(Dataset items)
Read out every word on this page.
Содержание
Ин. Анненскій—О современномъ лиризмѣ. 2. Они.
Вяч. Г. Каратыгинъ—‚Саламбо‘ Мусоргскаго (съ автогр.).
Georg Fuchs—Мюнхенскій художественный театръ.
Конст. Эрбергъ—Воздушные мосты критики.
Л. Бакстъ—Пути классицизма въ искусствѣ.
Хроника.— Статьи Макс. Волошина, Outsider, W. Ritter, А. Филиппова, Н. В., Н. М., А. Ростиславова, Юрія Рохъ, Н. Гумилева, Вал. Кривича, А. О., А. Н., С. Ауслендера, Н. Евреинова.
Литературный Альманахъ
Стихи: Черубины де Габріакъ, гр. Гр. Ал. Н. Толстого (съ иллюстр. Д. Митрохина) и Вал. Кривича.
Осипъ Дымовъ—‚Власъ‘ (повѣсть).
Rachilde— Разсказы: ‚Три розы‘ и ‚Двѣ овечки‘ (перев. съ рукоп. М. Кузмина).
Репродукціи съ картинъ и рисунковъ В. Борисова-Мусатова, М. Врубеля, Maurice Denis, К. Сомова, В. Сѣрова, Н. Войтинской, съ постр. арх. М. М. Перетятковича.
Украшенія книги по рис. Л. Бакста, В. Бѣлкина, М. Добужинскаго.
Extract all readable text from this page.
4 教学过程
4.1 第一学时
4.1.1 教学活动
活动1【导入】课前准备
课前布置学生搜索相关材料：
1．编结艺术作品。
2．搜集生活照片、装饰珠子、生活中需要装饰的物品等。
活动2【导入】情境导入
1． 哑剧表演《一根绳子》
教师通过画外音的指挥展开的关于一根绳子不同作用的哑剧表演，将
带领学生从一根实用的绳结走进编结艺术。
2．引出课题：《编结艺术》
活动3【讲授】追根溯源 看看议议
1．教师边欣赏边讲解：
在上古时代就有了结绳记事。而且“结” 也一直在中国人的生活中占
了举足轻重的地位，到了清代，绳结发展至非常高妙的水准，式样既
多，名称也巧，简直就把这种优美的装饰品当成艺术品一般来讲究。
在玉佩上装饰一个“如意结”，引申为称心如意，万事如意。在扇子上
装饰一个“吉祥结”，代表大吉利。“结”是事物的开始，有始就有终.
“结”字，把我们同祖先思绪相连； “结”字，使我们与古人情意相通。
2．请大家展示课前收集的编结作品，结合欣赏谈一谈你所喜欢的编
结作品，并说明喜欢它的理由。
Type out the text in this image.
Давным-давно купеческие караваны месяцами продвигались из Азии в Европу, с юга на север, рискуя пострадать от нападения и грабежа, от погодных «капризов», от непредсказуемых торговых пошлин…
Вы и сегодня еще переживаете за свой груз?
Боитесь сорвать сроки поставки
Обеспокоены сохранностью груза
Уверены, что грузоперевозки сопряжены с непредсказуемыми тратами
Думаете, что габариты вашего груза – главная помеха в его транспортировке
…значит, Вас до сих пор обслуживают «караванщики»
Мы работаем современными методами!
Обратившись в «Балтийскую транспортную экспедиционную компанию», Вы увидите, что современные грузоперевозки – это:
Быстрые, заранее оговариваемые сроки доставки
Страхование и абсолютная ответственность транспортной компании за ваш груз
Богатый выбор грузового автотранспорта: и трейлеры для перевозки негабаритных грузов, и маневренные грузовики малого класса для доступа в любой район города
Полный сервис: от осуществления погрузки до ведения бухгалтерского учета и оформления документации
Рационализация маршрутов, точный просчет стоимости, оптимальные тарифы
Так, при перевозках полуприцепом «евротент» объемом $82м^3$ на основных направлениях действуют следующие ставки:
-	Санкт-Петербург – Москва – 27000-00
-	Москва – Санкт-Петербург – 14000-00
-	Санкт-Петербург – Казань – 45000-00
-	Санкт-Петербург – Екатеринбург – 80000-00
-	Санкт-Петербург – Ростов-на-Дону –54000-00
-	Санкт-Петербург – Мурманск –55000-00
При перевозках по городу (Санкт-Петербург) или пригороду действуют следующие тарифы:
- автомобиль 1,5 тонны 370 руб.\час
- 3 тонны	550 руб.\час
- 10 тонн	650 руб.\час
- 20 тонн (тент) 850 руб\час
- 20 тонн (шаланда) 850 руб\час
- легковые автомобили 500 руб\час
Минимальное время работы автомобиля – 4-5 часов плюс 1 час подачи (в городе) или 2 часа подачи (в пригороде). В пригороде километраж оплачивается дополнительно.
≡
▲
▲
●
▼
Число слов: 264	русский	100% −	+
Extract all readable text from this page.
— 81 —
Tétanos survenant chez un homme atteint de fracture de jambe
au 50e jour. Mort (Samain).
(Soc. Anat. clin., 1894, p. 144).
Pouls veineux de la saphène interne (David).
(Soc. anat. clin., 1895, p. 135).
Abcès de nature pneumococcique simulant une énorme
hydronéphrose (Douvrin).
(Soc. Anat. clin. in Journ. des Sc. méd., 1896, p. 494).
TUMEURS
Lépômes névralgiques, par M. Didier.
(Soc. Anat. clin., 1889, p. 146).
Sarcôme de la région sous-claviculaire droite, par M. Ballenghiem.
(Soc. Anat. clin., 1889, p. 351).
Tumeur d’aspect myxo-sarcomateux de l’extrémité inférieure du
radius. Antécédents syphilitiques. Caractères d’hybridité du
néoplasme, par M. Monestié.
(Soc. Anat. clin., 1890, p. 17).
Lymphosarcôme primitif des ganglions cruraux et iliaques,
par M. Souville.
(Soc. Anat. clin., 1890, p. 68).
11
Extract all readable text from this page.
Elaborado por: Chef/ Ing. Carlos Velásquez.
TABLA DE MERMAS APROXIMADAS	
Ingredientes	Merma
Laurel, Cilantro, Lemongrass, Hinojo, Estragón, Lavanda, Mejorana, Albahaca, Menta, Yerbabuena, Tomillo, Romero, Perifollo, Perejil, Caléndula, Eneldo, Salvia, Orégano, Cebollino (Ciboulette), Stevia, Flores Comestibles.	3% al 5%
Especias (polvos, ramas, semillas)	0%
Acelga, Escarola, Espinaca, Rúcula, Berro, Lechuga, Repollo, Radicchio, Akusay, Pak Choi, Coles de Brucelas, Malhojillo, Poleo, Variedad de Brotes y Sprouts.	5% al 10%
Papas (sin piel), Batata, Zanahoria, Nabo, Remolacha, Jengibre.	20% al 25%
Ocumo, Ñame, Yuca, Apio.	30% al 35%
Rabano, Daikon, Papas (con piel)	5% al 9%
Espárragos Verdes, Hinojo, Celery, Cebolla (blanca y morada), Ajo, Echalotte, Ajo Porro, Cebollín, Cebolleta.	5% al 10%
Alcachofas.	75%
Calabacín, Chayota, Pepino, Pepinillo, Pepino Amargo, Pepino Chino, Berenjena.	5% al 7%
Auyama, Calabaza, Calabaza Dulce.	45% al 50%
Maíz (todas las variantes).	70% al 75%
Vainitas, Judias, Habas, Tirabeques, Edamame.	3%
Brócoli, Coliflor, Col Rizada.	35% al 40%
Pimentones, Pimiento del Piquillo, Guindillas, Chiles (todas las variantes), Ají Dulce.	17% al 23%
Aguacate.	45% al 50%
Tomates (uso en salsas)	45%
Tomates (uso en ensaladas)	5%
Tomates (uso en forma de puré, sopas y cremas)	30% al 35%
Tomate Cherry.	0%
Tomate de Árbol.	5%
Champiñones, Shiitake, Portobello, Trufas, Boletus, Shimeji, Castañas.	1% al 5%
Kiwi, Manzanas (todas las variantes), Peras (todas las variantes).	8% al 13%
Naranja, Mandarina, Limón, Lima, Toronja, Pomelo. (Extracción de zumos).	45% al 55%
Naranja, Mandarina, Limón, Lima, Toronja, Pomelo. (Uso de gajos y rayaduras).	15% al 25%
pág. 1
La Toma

▶ **Request**
Gather each line in the data that holds the string "Москва".

▶ **Correct answer**
-	Санкт-Петербург – Москва – 27000-00
-	Москва – Санкт-Петербург – 14000-00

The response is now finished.